§ **DESCRIPTION OF THE TASK**
Output the lines from the first one through the line containing "x-tick-label: 2.7.24 (60, 318, 73, 357)" as a Markdown table with the columns n and Line, numbering each row and leaving out blank lines.

--------------------------------

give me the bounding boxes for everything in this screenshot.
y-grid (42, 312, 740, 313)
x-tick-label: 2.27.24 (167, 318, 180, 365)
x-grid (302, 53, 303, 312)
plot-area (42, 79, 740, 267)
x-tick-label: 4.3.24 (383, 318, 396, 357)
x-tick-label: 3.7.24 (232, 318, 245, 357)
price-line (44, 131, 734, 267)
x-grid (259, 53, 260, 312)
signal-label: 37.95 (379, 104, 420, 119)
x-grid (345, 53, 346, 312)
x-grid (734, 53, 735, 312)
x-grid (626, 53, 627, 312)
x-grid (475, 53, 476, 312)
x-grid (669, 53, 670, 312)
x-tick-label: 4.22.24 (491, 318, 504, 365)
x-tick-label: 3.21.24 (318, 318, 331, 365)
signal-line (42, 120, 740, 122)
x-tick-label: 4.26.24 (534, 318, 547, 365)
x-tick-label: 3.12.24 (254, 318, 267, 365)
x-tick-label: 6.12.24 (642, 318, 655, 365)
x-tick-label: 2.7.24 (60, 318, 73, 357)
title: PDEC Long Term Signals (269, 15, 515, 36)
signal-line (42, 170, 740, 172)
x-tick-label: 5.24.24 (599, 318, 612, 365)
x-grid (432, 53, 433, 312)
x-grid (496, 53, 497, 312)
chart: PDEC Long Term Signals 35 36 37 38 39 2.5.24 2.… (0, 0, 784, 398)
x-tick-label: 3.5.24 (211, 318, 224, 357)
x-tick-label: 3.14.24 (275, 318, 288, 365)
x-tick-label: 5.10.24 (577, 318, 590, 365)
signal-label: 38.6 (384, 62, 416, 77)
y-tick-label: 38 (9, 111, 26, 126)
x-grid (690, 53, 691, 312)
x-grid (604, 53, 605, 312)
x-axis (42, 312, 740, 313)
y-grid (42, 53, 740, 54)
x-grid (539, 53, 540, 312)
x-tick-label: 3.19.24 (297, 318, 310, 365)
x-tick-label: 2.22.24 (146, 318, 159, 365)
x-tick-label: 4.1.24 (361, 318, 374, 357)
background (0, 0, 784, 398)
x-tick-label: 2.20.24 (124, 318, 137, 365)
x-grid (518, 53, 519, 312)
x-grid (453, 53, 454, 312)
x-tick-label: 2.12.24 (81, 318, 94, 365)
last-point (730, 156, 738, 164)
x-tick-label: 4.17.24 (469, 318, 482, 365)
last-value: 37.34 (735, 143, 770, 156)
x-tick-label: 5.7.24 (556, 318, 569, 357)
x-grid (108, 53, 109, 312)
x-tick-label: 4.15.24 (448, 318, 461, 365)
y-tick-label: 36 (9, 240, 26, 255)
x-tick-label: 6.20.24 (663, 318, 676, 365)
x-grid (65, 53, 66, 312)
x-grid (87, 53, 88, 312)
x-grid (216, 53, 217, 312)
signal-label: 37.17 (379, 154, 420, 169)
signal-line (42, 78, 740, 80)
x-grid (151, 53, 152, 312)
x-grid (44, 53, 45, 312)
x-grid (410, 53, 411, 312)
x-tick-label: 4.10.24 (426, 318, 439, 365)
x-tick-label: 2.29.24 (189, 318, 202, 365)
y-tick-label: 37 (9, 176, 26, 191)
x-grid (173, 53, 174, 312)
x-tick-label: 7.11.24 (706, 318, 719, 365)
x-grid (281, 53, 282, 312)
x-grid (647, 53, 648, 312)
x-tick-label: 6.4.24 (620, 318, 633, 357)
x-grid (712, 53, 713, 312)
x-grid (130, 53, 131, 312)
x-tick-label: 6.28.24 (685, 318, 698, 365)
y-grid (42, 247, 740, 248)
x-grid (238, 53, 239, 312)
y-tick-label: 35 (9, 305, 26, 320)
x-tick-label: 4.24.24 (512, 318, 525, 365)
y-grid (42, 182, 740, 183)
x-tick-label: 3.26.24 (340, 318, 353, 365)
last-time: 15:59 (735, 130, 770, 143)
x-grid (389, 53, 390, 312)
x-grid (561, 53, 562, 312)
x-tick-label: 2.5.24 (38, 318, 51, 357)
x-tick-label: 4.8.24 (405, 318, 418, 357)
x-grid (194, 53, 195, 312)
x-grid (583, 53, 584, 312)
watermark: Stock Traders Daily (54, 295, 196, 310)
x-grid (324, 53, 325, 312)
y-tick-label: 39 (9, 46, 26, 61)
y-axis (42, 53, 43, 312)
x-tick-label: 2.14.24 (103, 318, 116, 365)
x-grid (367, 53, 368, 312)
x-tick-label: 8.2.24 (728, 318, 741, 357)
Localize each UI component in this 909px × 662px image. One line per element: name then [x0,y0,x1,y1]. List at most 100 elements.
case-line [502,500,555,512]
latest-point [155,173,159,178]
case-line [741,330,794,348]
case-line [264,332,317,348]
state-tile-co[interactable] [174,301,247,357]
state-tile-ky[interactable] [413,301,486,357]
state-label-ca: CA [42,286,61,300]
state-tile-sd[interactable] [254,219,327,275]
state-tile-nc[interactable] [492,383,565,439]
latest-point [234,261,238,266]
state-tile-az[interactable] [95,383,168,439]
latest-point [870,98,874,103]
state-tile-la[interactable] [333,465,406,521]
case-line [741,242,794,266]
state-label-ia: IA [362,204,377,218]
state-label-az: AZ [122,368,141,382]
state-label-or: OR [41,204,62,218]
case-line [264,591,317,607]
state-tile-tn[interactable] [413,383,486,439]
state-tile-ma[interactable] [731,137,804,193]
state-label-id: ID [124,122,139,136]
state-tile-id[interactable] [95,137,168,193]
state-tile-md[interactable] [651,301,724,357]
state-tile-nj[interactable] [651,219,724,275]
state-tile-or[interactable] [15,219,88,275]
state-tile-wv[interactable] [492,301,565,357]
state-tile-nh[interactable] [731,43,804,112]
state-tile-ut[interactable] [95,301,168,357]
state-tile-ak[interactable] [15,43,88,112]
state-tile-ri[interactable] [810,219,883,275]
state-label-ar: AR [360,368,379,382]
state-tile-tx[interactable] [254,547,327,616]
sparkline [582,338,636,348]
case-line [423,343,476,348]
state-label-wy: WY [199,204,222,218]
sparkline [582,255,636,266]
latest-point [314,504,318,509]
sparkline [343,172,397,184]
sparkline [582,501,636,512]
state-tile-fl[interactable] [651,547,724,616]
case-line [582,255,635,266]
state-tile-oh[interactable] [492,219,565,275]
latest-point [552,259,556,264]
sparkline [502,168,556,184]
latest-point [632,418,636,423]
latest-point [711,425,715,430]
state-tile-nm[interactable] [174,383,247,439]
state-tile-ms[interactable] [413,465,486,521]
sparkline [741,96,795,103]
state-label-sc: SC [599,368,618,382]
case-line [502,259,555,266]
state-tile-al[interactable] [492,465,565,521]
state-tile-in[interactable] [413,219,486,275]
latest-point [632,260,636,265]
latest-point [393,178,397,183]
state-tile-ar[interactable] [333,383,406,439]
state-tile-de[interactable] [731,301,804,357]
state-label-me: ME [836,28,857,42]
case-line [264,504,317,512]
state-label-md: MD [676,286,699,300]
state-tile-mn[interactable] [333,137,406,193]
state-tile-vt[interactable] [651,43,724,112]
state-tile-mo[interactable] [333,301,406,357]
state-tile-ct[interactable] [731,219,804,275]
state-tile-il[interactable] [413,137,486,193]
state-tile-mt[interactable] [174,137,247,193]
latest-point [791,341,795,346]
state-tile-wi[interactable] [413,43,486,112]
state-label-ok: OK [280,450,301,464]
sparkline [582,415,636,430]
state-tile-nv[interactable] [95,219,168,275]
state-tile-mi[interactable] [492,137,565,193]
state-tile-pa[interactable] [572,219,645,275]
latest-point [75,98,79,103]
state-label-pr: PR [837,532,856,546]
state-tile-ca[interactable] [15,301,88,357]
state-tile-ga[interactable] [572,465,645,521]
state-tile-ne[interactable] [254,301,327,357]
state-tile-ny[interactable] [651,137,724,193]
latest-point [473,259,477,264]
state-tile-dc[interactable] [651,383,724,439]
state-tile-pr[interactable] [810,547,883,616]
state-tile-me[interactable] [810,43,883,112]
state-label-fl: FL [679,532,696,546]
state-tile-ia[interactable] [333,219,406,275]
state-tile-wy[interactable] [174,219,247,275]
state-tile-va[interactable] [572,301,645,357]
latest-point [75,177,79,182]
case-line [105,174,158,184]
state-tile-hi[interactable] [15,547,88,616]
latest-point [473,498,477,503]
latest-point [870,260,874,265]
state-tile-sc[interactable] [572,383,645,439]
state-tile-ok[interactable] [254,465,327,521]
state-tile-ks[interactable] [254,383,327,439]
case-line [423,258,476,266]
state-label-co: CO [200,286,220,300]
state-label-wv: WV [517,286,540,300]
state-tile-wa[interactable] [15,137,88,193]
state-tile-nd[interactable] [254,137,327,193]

--------------------------------

§ **TASK OUTPUT**
| n | Line |
|---|---|
| 1 | give me the bounding boxes for everything in this screenshot. |
| 2 | y-grid (42, 312, 740, 313) |
| 3 | x-tick-label: 2.27.24 (167, 318, 180, 365) |
| 4 | x-grid (302, 53, 303, 312) |
| 5 | plot-area (42, 79, 740, 267) |
| 6 | x-tick-label: 4.3.24 (383, 318, 396, 357) |
| 7 | x-tick-label: 3.7.24 (232, 318, 245, 357) |
| 8 | price-line (44, 131, 734, 267) |
| 9 | x-grid (259, 53, 260, 312) |
| 10 | signal-label: 37.95 (379, 104, 420, 119) |
| 11 | x-grid (345, 53, 346, 312) |
| 12 | x-grid (734, 53, 735, 312) |
| 13 | x-grid (626, 53, 627, 312) |
| 14 | x-grid (475, 53, 476, 312) |
| 15 | x-grid (669, 53, 670, 312) |
| 16 | x-tick-label: 4.22.24 (491, 318, 504, 365) |
| 17 | x-tick-label: 3.21.24 (318, 318, 331, 365) |
| 18 | signal-line (42, 120, 740, 122) |
| 19 | x-tick-label: 4.26.24 (534, 318, 547, 365) |
| 20 | x-tick-label: 3.12.24 (254, 318, 267, 365) |
| 21 | x-tick-label: 6.12.24 (642, 318, 655, 365) |
| 22 | x-tick-label: 2.7.24 (60, 318, 73, 357) |